### Page extract ###

While idly traversing the blogs just now in a successful attempt to find an excuse (almost any excuse) to escape from exam marking for a while, I came across a post by Steve Edwards fulminating against the depravity of producers of a UK ‘reality’ TV show called There’s Something About Miriam, where a group of blokes were tricked into trying to crack onto a stunning-looking pre-operative transsexual by the name of Miriam.
I can’t say I share Steve’s reaction. As far as I’m concerned, anyone crass and greedy enough to participate in a ‘reality’ TV show deserves just about whatever they get. As it turned out, though, these blokes ended up doing very nicely indeed. Apparently they immediately consulted a lawyer after discovering that they’d unknowingly been groping a bloke, a gambit that apparently had the intended effect:
Sky One has reportedly agreed to pay a reported £125,000 each compensation to the five men who were tricked into dating her . The British contestants on the show titled had threatened legal action because they were unaware of the star’s past.
I don’t think I’d be too troubled about groping a transsexual for that sort of money.

###

§ Jobs
• A. Reproduce the stretch of the blog post about the reality show from "I can’t say" through "the star’s past.".
• B. Resume the blog post about the reality show, writing on from its final sentence.
The items placed after the blog post about the reality show are separate material, apart from the post.

### Material supplied ###

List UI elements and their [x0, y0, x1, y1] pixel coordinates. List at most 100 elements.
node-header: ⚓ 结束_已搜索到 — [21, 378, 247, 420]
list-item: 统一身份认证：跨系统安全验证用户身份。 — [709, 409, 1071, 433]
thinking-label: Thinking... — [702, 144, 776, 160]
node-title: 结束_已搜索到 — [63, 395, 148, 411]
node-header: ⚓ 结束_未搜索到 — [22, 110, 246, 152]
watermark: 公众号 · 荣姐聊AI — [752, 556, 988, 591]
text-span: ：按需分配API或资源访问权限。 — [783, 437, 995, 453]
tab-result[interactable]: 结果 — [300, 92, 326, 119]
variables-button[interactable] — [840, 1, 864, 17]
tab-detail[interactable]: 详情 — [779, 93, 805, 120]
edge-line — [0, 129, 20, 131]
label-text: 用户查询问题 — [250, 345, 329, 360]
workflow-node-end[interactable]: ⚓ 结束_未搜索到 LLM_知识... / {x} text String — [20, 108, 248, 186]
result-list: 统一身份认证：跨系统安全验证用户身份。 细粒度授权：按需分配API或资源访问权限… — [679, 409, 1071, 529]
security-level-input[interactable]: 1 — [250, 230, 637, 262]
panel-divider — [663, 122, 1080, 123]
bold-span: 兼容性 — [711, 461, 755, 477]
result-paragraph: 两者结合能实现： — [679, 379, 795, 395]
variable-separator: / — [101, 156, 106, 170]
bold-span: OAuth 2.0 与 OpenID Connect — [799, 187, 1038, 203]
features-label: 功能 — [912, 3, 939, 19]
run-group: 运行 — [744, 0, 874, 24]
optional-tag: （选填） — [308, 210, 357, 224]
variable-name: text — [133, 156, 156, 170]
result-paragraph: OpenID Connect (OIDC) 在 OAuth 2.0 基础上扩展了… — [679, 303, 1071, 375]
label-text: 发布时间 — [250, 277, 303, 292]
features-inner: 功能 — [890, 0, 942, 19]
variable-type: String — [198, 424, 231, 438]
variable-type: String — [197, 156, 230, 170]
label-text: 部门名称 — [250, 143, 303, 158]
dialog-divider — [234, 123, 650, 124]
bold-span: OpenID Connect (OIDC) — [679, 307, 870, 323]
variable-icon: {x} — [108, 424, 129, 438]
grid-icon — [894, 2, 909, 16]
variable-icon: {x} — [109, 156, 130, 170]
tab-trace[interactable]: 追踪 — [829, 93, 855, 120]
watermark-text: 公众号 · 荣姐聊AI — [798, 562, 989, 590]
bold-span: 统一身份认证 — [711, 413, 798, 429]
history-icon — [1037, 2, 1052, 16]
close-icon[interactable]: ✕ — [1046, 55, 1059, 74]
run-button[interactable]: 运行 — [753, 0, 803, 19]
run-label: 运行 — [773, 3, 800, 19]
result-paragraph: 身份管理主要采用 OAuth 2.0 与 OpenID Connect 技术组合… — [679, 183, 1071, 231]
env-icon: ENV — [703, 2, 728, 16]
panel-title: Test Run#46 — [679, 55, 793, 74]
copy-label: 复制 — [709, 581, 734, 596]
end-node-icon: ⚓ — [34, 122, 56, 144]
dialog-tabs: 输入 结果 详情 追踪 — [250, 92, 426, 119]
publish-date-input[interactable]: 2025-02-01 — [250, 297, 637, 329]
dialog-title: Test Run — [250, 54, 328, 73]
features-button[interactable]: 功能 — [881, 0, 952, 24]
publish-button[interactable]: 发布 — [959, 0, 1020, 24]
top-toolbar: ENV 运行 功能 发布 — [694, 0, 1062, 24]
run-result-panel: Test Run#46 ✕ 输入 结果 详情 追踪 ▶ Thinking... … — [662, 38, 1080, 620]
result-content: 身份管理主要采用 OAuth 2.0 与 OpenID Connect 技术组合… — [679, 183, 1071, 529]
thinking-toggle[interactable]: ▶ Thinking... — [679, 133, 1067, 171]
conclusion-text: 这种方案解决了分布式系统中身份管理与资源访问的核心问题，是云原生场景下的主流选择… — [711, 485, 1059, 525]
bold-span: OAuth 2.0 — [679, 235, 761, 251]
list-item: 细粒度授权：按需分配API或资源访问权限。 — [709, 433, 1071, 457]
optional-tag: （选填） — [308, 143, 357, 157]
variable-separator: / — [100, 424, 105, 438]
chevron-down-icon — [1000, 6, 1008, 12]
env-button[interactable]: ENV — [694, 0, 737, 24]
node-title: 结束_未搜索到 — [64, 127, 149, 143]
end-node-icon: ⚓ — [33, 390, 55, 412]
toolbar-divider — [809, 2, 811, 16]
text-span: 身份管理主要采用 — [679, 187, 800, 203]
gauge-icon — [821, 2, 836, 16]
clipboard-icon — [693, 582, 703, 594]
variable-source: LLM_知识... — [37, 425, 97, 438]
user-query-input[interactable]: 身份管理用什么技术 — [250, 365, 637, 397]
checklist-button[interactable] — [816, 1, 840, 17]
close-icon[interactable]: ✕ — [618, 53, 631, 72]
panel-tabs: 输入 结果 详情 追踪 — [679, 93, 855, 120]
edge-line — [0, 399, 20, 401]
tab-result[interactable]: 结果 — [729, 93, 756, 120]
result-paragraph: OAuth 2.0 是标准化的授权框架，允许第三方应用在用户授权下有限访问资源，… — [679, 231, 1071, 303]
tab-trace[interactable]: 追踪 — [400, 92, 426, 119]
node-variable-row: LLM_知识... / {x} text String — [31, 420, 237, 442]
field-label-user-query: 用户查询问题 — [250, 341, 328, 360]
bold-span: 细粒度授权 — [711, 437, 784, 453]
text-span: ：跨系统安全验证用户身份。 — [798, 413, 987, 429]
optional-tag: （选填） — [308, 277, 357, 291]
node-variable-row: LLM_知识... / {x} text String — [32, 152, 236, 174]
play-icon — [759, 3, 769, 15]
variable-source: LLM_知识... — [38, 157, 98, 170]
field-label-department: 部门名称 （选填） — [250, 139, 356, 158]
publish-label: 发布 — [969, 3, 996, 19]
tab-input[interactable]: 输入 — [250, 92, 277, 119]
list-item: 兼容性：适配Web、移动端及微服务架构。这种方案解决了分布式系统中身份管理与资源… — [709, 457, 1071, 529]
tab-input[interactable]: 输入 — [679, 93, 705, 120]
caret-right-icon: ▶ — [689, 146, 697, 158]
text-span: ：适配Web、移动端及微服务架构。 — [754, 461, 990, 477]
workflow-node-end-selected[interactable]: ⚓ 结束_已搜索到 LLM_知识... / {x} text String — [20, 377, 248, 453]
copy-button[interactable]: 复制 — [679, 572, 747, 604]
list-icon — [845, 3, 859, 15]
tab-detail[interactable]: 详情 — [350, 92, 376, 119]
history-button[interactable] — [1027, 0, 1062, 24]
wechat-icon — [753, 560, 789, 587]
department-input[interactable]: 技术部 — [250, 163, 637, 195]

###
### Material supplied ###

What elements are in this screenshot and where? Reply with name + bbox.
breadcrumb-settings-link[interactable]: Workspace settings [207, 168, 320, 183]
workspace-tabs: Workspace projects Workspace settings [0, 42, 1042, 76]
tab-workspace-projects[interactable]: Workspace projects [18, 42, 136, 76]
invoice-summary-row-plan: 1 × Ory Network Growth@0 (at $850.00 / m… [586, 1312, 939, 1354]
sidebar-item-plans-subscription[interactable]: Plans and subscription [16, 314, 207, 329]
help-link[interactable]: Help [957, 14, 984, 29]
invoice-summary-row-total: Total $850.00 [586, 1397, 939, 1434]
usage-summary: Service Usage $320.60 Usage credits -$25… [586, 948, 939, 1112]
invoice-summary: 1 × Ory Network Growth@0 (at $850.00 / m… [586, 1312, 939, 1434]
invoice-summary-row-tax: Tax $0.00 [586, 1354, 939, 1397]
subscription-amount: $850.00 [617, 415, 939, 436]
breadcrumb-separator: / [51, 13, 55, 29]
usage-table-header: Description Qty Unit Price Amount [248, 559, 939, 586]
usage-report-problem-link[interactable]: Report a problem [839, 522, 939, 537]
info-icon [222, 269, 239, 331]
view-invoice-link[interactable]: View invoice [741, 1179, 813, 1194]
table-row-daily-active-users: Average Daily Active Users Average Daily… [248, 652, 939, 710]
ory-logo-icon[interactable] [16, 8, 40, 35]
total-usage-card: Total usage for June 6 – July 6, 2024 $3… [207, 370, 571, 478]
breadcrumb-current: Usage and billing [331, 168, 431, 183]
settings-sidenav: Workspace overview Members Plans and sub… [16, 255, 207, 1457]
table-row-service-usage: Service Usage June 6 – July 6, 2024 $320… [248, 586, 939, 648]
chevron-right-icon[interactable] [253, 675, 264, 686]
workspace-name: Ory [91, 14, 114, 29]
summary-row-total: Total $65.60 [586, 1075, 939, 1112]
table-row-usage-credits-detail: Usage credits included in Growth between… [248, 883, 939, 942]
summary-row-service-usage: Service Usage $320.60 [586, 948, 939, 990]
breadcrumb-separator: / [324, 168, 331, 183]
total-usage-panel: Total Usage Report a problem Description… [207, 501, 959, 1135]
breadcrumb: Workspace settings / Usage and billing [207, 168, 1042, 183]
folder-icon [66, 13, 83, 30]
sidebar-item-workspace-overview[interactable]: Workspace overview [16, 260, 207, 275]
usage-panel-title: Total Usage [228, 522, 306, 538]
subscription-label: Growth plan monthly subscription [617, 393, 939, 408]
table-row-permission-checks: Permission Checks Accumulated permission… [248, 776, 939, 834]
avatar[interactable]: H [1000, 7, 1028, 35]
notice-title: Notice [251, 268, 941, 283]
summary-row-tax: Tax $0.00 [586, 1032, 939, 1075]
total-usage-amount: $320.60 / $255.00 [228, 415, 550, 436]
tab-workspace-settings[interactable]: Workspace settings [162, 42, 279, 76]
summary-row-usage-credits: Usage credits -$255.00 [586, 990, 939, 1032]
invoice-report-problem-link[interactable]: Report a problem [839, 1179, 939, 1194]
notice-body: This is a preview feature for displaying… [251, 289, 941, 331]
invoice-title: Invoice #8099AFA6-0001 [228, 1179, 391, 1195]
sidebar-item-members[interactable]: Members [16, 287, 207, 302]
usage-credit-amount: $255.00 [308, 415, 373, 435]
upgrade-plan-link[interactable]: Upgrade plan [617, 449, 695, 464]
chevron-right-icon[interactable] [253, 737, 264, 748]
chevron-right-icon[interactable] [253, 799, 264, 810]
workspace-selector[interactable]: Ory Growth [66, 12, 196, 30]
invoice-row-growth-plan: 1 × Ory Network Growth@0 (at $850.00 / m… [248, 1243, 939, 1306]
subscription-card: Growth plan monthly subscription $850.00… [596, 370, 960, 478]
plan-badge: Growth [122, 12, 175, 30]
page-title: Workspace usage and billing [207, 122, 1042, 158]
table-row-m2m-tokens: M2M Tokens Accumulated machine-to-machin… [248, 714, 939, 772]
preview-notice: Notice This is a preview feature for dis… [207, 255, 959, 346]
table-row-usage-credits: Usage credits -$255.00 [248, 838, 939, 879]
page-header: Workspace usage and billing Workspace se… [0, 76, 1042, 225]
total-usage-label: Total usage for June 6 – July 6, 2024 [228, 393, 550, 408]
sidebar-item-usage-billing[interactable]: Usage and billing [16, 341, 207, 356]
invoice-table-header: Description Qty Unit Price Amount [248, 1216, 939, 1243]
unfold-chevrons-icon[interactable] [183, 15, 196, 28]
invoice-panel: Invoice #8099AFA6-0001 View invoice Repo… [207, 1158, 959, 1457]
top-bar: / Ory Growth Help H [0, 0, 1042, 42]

###
### Material supplied ###

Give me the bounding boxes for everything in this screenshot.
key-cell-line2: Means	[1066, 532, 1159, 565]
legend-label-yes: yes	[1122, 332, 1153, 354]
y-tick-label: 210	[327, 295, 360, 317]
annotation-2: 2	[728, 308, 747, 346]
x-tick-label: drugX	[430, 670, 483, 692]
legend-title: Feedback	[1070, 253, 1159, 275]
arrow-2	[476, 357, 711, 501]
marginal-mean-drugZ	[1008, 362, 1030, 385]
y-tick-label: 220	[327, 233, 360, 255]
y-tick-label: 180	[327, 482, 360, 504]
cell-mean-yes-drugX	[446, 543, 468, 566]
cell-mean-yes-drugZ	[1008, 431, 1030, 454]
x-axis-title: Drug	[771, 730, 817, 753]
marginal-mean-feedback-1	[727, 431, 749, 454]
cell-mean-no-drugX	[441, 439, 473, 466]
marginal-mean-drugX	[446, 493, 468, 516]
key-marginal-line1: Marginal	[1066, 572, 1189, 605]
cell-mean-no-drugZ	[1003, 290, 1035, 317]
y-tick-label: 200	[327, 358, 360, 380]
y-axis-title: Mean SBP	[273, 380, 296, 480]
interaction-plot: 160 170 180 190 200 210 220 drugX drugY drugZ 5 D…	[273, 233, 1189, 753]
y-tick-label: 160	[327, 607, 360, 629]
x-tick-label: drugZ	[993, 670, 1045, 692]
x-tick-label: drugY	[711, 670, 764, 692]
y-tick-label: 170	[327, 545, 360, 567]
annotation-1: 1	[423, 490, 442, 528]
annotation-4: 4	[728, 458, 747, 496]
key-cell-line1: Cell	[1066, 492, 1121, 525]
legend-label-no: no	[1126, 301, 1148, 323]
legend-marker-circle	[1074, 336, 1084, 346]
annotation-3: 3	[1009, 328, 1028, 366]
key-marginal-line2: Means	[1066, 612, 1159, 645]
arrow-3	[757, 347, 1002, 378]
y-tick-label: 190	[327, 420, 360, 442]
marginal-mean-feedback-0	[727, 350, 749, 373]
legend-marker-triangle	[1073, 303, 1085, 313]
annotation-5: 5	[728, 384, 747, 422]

###

§ Results for the exercise
• A.
I can’t say I share Steve’s reaction. As far as I’m concerned, anyone crass and greedy enough to participate in a ‘reality’ TV show deserves just about whatever they get. As it turned out, though, these blokes ended up doing very nicely indeed. Apparently they immediately consulted a lawyer after discovering that they’d unknowingly been groping a bloke, a gambit that apparently had the intended effect:
Sky One has reportedly agreed to pay a reported £125,000 each compensation to the five men who were tricked into dating her . The British contestants on the show titled had threatened legal action because they were unaware of the star’s past.

• B.
Apart from this completely prurient interest in the story, my attention was provoked by another blog post that Steve Edwards linked:
The six contestants’ case against Sky and Brighter Pictures, which is a subsidiary of Big Brother producer Endemol, is expected to include the claim that the companies conspired to commit a sexual assault on the grounds the men did not consent to being fondled by a man.
Now, I’m not an expert on sexual assault laws, but it seems to me that the plaintiffs in this case don’t have a legal leg to stand on. Their kissing, cuddling, and fondling of Miriam (a pre-operative transsexual) was entirely consensual on their part (as near as I can tell) and is no more sexual assault against them than if they had picked up Miriam in a bar and taken her home with them.
I’m not an expert on sexual assault laws either, especially UK ones, but I’m pretty sure this blogger’s opinion is wrong. There probably would be a problem in sustaining a criminal charge of sexual assault in Australia, because such offences usually require something resembling penetration. ‘Fondling’ might constitute some lesser common assault, and might contravene sexual harassment laws, but probably wouldn’t be a criminal sexual assault as such. But it might well amount to a civilly actionable trespass, which is no doubt why the Miriam producers decided to pay off the contestants instead of defending the threatened proceedings.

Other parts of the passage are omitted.